• WHAT YOU ARE ASKED TO DO:
Translate into French this sentence from the page on the Kerala Sahitya Akademi Award for Humour below: "It is one of the twelve categories of the Kerala Sahitya Akademi Award."

• SUPPLIED PASSAGE:
● ● ● ● ●

= Kerala Sahitya Akademi Award for Humour =

Literary award

The Kerala Sahitya Akademi Award for Humour is an award given every year by the Kerala Sahitya Akademi (Kerala Literary Academy) to Malayalam writers for writing a book of humour of literary merit. It is one of the twelve categories of the Kerala Sahitya Akademi Award.

==Awardees==

| Year | Book | Writer | Image |
|---|---|---|---|
| 1992 | School Diary | Akbar Kakkattil |  |
| 1993 | Jivithahladathinte Niranilavu | O. P. Joseph |  |
| 1994 | Irukaali Mootakal | C. P. Nair |  |
| 1995 | Kinchana Varthamanam | Chemmanam Chacko |  |
| 1996 | Vayil Vannathu Kothakku Pattu | Sukumar |  |
| 1998 | Nanavidham | K. Narayanan Nair |  |
| 1999 | Ambada Njane | P. Subbaiah Pillai |  |
| 2000 | Kalikolam | Krishna Pujappura |  |
| 2001 | Padachonikku Salam | Kozhikodan |  |
| 2002 | Nothing Official | Jiji Thomson |  |
| 2003 | Snehapoorvam Panachi | Jose Panachippuram |  |
| 2004 | Collector Kathayezhuthukayanu | P. C. Sanal Kumar |  |
| 2005 | 19, Kanal Road | Sreebala K. Menon |  |
| 2006 | Vikatavani | Nandakishore |  |
| 2008 | Kariyachante Lokam | K. L. Mohana Varma |  |
| 2009 | Ronald Reaganum Balan Mashum | Marshal |  |
| 2010 | Sri Bhuthanathavilasam Nair Hotel | C. R. Omanakuttan |  |
| 2011 | Kaliyum Karyavum | Lalithambika |  |
| 2012 | Oru Nano Kinavu | P. P. Hameed |  |
| 2013 | Malayala Peruma | Dr. P. Sethumadhavan |  |
| 2014 | Mazha Peythu Thorumpol | T. G. Vijayakumar |  |
| 2015 | Vedi Vattom | Dr. S. D. P. Namboothiri |  |
| 2016 | Chila Nattukaryangal | Muralee Thummarukudy |  |
| 2017 | Ezhuthanukaranam Anuranangalum | Chowallur Krishnankutty |  |
| 2018 | Who is Afraid of V. K. N. | V. K. K. Ramesh |  |
| 2019 | Eeswaran Mathram Sakshi | Sathyan Anthikad |  |
| 2020 | Irinjalakudakku Chuttum | Innocent |  |
| 2021 | Aa For Annama | Ann Palee |  |
| 2022 | Oru Kumarakamkarante Kuruthamketta Likhithangal | Jayant Kamicheril |  |
| 2023 | Varanadan Kathakal | Suneesh Varanad |  |
| 2024 | Keralathinte Maidhathmakatha | Niranjan |  |

- Notes: No awards in this category in 1997 and 2007.

● ● ● ● ●

(Document understanding data)
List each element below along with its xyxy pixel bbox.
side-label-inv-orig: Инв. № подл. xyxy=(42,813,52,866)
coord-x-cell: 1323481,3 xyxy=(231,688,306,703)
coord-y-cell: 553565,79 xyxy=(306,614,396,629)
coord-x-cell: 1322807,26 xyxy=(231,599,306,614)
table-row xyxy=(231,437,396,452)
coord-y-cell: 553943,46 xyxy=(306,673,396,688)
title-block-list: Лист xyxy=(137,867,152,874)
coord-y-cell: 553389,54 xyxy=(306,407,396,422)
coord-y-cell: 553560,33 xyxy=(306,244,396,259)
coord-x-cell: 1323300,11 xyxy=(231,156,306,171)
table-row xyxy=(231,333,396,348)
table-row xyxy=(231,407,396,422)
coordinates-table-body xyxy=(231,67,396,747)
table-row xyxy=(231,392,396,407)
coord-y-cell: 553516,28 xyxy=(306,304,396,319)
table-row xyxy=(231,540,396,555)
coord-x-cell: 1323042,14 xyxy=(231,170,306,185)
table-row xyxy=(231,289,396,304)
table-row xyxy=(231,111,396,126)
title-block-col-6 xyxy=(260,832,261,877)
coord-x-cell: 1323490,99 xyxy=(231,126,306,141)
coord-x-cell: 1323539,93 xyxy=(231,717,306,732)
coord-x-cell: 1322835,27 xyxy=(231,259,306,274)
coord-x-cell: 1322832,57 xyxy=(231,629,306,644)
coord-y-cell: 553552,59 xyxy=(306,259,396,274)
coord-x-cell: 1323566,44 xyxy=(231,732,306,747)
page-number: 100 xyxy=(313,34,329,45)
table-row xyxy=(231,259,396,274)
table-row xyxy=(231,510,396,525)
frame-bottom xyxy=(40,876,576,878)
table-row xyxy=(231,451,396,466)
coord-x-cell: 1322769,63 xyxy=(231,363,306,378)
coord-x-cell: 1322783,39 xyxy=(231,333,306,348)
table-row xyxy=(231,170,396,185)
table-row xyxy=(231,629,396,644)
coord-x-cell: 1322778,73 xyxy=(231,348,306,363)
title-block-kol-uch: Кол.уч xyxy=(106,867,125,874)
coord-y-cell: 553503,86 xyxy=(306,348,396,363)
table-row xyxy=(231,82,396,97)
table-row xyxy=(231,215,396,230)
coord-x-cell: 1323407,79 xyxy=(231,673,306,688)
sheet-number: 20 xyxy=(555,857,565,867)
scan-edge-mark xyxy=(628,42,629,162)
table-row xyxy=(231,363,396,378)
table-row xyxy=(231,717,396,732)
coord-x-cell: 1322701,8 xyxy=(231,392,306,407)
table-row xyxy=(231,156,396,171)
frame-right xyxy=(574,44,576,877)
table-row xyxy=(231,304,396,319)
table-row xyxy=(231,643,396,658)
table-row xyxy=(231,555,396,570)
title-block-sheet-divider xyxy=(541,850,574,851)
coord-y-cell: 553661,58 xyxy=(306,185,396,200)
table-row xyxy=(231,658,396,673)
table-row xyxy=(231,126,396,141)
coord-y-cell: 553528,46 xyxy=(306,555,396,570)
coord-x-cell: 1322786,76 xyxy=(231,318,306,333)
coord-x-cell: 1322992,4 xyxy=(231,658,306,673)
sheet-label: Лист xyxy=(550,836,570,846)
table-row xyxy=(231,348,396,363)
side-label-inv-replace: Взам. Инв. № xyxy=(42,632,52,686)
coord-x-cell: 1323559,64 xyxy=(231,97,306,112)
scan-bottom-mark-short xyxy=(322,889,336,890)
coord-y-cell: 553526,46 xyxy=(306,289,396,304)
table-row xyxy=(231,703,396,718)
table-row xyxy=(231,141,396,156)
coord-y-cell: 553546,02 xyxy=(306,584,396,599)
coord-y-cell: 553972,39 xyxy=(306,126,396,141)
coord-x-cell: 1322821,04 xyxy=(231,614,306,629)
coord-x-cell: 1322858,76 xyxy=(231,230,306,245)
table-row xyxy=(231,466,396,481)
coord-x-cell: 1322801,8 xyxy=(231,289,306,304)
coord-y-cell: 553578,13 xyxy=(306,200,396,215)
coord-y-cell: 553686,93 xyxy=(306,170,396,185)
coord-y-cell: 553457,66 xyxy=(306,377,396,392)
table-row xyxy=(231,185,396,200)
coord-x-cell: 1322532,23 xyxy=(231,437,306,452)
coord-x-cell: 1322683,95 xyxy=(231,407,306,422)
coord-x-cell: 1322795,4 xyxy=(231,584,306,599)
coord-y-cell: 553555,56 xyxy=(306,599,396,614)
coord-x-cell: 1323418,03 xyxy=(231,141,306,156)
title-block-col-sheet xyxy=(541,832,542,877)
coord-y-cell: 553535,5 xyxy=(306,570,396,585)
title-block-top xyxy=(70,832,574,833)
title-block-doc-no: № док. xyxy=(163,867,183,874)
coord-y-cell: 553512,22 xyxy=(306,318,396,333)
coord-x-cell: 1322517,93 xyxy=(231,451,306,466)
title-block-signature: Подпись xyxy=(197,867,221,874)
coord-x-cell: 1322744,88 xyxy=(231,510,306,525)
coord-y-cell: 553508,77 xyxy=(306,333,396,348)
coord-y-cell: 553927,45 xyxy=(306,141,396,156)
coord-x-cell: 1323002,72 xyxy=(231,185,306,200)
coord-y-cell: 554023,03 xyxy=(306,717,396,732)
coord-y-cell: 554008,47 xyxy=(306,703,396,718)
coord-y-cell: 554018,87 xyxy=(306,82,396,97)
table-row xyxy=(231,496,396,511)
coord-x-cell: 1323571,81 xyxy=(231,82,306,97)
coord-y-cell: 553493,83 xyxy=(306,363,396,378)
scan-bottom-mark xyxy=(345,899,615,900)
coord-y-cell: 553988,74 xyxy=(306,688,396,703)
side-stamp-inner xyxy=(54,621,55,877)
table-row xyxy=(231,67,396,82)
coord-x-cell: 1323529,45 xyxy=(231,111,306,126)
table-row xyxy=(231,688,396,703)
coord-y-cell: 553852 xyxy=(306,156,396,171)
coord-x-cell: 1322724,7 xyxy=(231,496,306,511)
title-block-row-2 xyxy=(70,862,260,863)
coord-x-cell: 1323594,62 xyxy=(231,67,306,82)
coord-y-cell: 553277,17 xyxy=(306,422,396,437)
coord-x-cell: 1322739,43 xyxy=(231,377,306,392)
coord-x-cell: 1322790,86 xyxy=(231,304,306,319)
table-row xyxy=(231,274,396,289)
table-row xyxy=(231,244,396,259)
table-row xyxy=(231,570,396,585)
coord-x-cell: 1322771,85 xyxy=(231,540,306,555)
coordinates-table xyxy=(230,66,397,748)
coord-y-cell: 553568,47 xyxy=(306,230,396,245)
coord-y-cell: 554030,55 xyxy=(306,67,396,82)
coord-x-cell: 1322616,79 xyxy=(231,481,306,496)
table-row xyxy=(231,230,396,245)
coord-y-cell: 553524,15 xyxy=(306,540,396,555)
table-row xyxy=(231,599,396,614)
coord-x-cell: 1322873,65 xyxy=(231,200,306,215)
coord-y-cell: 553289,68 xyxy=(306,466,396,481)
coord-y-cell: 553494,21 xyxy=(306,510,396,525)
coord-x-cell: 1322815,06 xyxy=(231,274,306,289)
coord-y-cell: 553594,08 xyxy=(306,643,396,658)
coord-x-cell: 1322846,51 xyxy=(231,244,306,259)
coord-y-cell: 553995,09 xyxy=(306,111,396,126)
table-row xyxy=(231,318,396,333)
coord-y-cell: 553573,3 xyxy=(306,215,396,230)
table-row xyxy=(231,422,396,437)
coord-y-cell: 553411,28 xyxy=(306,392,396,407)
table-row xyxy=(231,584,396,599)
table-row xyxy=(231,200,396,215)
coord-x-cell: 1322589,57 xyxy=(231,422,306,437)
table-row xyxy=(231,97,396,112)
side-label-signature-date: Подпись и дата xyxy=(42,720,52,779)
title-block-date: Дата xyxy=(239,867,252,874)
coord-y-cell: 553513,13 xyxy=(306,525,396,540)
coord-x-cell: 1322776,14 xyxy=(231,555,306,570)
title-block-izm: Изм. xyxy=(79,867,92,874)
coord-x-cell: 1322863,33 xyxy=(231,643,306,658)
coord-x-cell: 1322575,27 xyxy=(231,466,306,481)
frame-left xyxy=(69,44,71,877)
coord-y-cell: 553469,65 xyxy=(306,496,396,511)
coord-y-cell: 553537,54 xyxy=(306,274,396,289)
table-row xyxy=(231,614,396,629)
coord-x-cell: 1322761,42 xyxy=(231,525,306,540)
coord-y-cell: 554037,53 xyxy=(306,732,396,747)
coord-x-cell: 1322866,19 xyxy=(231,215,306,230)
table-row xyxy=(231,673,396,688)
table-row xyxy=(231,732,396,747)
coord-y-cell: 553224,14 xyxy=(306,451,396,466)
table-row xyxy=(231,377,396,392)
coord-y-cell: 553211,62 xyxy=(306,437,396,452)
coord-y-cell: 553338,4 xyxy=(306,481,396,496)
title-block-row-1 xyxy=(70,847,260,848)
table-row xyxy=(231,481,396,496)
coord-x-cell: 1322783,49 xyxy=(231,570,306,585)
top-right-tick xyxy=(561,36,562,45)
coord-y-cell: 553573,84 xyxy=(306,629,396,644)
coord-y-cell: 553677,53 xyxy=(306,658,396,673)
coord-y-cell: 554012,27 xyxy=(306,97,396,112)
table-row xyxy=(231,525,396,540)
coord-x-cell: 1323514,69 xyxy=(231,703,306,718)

● ● ● ● ●

• OUTPUT:
C'est l'une des douze catégories du prix de la Kerala Sahitya Akademi.